**** Task data
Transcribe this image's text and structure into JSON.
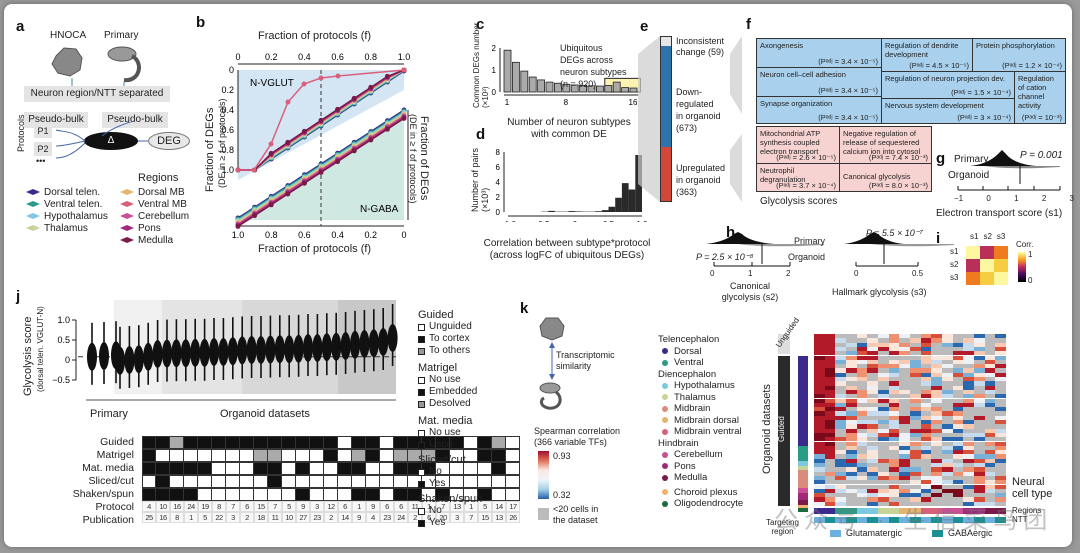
{
  "panels": {
    "a": {
      "label": "a",
      "hnoca": "HNOCA",
      "primary": "Primary",
      "separated": "Neuron region/NTT separated",
      "pseudobulk_left": "Pseudo-bulk",
      "pseudobulk_right": "Pseudo-bulk",
      "protocols_axis": "Protocols",
      "p1": "P1",
      "p2": "P2",
      "ellipsis": "•••",
      "delta": "Δ",
      "deg": "DEG",
      "regions_title": "Regions",
      "regions_left": [
        {
          "label": "Dorsal telen.",
          "color": "#3a2a8c"
        },
        {
          "label": "Ventral telen.",
          "color": "#2a9c86"
        },
        {
          "label": "Hypothalamus",
          "color": "#7cc8e0"
        },
        {
          "label": "Thalamus",
          "color": "#c6d49a"
        }
      ],
      "regions_right": [
        {
          "label": "Dorsal MB",
          "color": "#e3b470"
        },
        {
          "label": "Ventral MB",
          "color": "#d9607a"
        },
        {
          "label": "Cerebellum",
          "color": "#c95095"
        },
        {
          "label": "Pons",
          "color": "#a02a7a"
        },
        {
          "label": "Medulla",
          "color": "#7a1a4a"
        }
      ]
    },
    "b": {
      "label": "b",
      "top_xlabel": "Fraction of protocols (f)",
      "bottom_xlabel": "Fraction of protocols (f)",
      "left_ylabel": "Fraction of DEGs",
      "left_ylabel_sub": "(DE in ≥ f of protocols)",
      "right_ylabel": "Fraction of DEGs",
      "right_ylabel_sub": "(DE in ≥ f of protocols)",
      "top_ticks": [
        "0",
        "0.2",
        "0.4",
        "0.6",
        "0.8",
        "1.0"
      ],
      "bottom_ticks": [
        "1.0",
        "0.8",
        "0.6",
        "0.4",
        "0.2",
        "0"
      ],
      "left_ticks": [
        "0",
        "0.2",
        "0.4",
        "0.6",
        "0.8",
        "1.0"
      ],
      "right_ticks": [
        "1.0",
        "0.8",
        "0.6",
        "0.4",
        "0.2",
        "0"
      ],
      "vglut_label": "N-VGLUT",
      "gaba_label": "N-GABA"
    },
    "c": {
      "label": "c",
      "ylabel": "Common DEGs number (×10³)",
      "xlabel_1": "Number of neuron subtypes",
      "xlabel_2": "with common DE",
      "annotation_1": "Ubiquitous",
      "annotation_2": "DEGs across",
      "annotation_3": "neuron subtypes",
      "annotation_4": "(n = 920)",
      "yticks": [
        "0",
        "1",
        "2"
      ],
      "xticks": [
        "1",
        "8",
        "16"
      ]
    },
    "d": {
      "label": "d",
      "ylabel": "Number of pairs (×10³)",
      "xlabel_1": "Correlation between subtype*protocol",
      "xlabel_2": "(across logFC of ubiquitous  DEGs)",
      "yticks": [
        "0",
        "2",
        "4",
        "6",
        "8"
      ],
      "xticks": [
        "−1.0",
        "−0.5",
        "0",
        "0.5",
        "1.0"
      ]
    },
    "e": {
      "label": "e",
      "segments": [
        {
          "label": "Inconsistent change (59)",
          "count": 59,
          "color": "#e6e6e6"
        },
        {
          "label": "Down-regulated in organoid (673)",
          "count": 673,
          "color": "#2f73ad"
        },
        {
          "label": "Upregulated in organoid (363)",
          "count": 363,
          "color": "#d2473a"
        }
      ],
      "text_incons_1": "Inconsistent",
      "text_incons_2": "change (59)",
      "text_down_1": "Down-",
      "text_down_2": "regulated",
      "text_down_3": "in organoid",
      "text_down_4": "(673)",
      "text_up_1": "Upregulated",
      "text_up_2": "in organoid",
      "text_up_3": "(363)"
    },
    "f": {
      "label": "f",
      "down_terms": [
        {
          "name": "Axongenesis",
          "p": "(Pᵃᵈʲ = 3.4 × 10⁻⁵)"
        },
        {
          "name": "Regulation of dendrite development",
          "p": "(Pᵃᵈʲ = 4.5 × 10⁻⁵)"
        },
        {
          "name": "Protein phosphorylation",
          "p": "(Pᵃᵈʲ = 1.2 × 10⁻⁴)"
        },
        {
          "name": "Neuron cell–cell adhesion",
          "p": "(Pᵃᵈʲ = 3.4 × 10⁻⁵)"
        },
        {
          "name": "Regulation of neuron projection dev.",
          "p": "(Pᵃᵈʲ = 1.5 × 10⁻⁴)"
        },
        {
          "name": "Regulation of cation channel activity",
          "p": "(Pᵃᵈʲ = 10⁻³)"
        },
        {
          "name": "Synapse organization",
          "p": "(Pᵃᵈʲ = 3.4 × 10⁻⁵)"
        },
        {
          "name": "Nervous system development",
          "p": "(Pᵃᵈʲ = 3 × 10⁻⁴)"
        }
      ],
      "up_terms": [
        {
          "name": "Mitochondrial ATP synthesis coupled electron transport",
          "p": "(Pᵃᵈʲ = 2.6 × 10⁻⁵)"
        },
        {
          "name": "Negative regulation of release of sequestered calcium ion into cytosol",
          "p": "(Pᵃᵈʲ = 7.4 × 10⁻³)"
        },
        {
          "name": "Neutrophil degranulation",
          "p": "(Pᵃᵈʲ = 3.7 × 10⁻⁴)"
        },
        {
          "name": "Canonical glycolysis",
          "p": "(Pᵃᵈʲ = 8.0 × 10⁻³)"
        }
      ],
      "glycolysis_scores": "Glycolysis scores"
    },
    "g": {
      "label": "g",
      "primary": "Primary",
      "organoid": "Organoid",
      "p_value": "P = 0.001",
      "xlabel": "Electron transport score (s1)",
      "xticks": [
        "−1",
        "0",
        "1",
        "2",
        "3"
      ]
    },
    "h": {
      "label": "h",
      "primary": "Primary",
      "organoid": "Organoid",
      "p_left": "P = 2.5 × 10⁻⁸",
      "p_right": "P = 5.5 × 10⁻⁷",
      "xlabel_left_1": "Canonical",
      "xlabel_left_2": "glycolysis (s2)",
      "xlabel_right": "Hallmark glycolysis (s3)",
      "xticks_left": [
        "0",
        "1",
        "2"
      ],
      "xticks_right": [
        "0",
        "0.5"
      ]
    },
    "i": {
      "label": "i",
      "cols": [
        "s1",
        "s2",
        "s3"
      ],
      "rows": [
        "s1",
        "s2",
        "s3"
      ],
      "matrix": [
        [
          1.0,
          0.35,
          0.7
        ],
        [
          0.35,
          1.0,
          0.9
        ],
        [
          0.7,
          0.9,
          1.0
        ]
      ],
      "legend_title": "Corr.",
      "legend_max": "1",
      "legend_min": "0"
    },
    "j": {
      "label": "j",
      "ylabel": "Glycolysis score",
      "ylabel_sub": "(dorsal telen. VGLUT-N)",
      "yticks": [
        "1.0",
        "0.5",
        "0",
        "−0.5"
      ],
      "primary_label": "Primary",
      "organoid_label": "Organoid datasets",
      "row_labels": [
        "Guided",
        "Matrigel",
        "Mat. media",
        "Sliced/cut",
        "Shaken/spun",
        "Protocol",
        "Publication"
      ],
      "guided": [
        1,
        1,
        2,
        1,
        1,
        1,
        1,
        1,
        1,
        1,
        1,
        1,
        1,
        1,
        0,
        1,
        1,
        0,
        1,
        1,
        1,
        1,
        1,
        0,
        1,
        2,
        0,
        1,
        2,
        2
      ],
      "matrigel": [
        1,
        0,
        0,
        0,
        0,
        0,
        0,
        0,
        2,
        2,
        0,
        0,
        0,
        1,
        0,
        2,
        1,
        0,
        2,
        2,
        2,
        1,
        0,
        0,
        1,
        1,
        0,
        0,
        0,
        0
      ],
      "mat_media": [
        1,
        1,
        1,
        1,
        1,
        0,
        0,
        0,
        1,
        1,
        0,
        1,
        0,
        0,
        1,
        1,
        0,
        0,
        1,
        1,
        1,
        0,
        0,
        0,
        0,
        1,
        0,
        0,
        0,
        0
      ],
      "sliced": [
        0,
        1,
        0,
        0,
        0,
        0,
        0,
        0,
        0,
        1,
        0,
        0,
        0,
        0,
        0,
        0,
        0,
        0,
        0,
        0,
        0,
        0,
        0,
        0,
        0,
        0,
        0,
        0,
        0,
        0
      ],
      "shaken": [
        1,
        1,
        1,
        1,
        0,
        0,
        0,
        0,
        0,
        0,
        0,
        1,
        0,
        0,
        0,
        1,
        1,
        0,
        1,
        1,
        0,
        1,
        0,
        0,
        1,
        0,
        0,
        1,
        1,
        1
      ],
      "protocol": [
        "4",
        "10",
        "16",
        "24",
        "19",
        "8",
        "7",
        "6",
        "15",
        "7",
        "5",
        "9",
        "3",
        "12",
        "6",
        "1",
        "9",
        "6",
        "6",
        "11",
        "1",
        "7",
        "13",
        "1",
        "5",
        "14",
        "17",
        "",
        "",
        ""
      ],
      "publication": [
        "25",
        "16",
        "8",
        "1",
        "5",
        "22",
        "3",
        "2",
        "18",
        "11",
        "10",
        "27",
        "23",
        "2",
        "14",
        "9",
        "4",
        "23",
        "24",
        "2",
        "6",
        "20",
        "3",
        "7",
        "15",
        "13",
        "26",
        "",
        "",
        ""
      ],
      "primary_medians": [
        0.08,
        0.1,
        0.12
      ],
      "organoid_medians": [
        -0.02,
        0.0,
        0.02,
        0.08,
        0.15,
        0.16,
        0.17,
        0.17,
        0.18,
        0.18,
        0.2,
        0.2,
        0.22,
        0.24,
        0.25,
        0.25,
        0.26,
        0.27,
        0.27,
        0.28,
        0.3,
        0.3,
        0.32,
        0.33,
        0.35,
        0.38,
        0.4,
        0.42,
        0.45,
        0.55
      ],
      "legend": {
        "guided_title": "Guided",
        "guided_items": [
          "Unguided",
          "To cortex",
          "To others"
        ],
        "matrigel_title": "Matrigel",
        "matrigel_items": [
          "No use",
          "Embedded",
          "Desolved"
        ],
        "matmedia_title": "Mat. media",
        "matmedia_items": [
          "No use",
          "Used"
        ],
        "sliced_title": "Sliced/cut",
        "sliced_items": [
          "No",
          "Yes"
        ],
        "shaken_title": "Shaken/spun",
        "shaken_items": [
          "No",
          "Yes"
        ]
      }
    },
    "k": {
      "label": "k",
      "similarity": "Transcriptomic similarity",
      "similarity_1": "Transcriptomic",
      "similarity_2": "similarity",
      "scale_title_1": "Spearman correlation",
      "scale_title_2": "(366 variable TFs)",
      "scale_max": "0.93",
      "scale_min": "0.32",
      "na_1": "<20 cells in",
      "na_2": "the dataset",
      "groups": [
        {
          "title": "Telencephalon",
          "items": [
            {
              "label": "Dorsal",
              "color": "#3a2a8c"
            },
            {
              "label": "Ventral",
              "color": "#2a9c86"
            }
          ]
        },
        {
          "title": "Diencephalon",
          "items": [
            {
              "label": "Hypothalamus",
              "color": "#7cc8e0"
            },
            {
              "label": "Thalamus",
              "color": "#c6d49a"
            },
            {
              "label": "Midbrain",
              "color": "#d98c7a"
            },
            {
              "label": "Midbrain dorsal",
              "color": "#e3b470"
            },
            {
              "label": "Midbrain ventral",
              "color": "#d9607a"
            }
          ]
        },
        {
          "title": "Hindbrain",
          "items": [
            {
              "label": "Cerebellum",
              "color": "#c95095"
            },
            {
              "label": "Pons",
              "color": "#a02a7a"
            },
            {
              "label": "Medulla",
              "color": "#7a1a4a"
            }
          ]
        },
        {
          "title": "",
          "items": [
            {
              "label": "Choroid plexus",
              "color": "#f5b070"
            },
            {
              "label": "Oligodendrocyte",
              "color": "#1a6a3a"
            }
          ]
        }
      ],
      "unguided": "Unguided",
      "guided": "Guided",
      "organoid_datasets": "Organoid datasets",
      "targeting_1": "Targeting",
      "targeting_2": "region",
      "neural_1": "Neural",
      "neural_2": "cell type",
      "regions": "Regions",
      "ntt": "NTT",
      "glut": "Glutamatergic",
      "gaba": "GABAergic",
      "glut_color": "#6cb0e0",
      "gaba_color": "#1a9090"
    },
    "watermark": "公众号 · 生信菜鸟团"
  }
}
********
## Task directions
Looking at the entries above, work out how many lines contain the word "Upregulated", then reply with only that figure.

## Answer space
2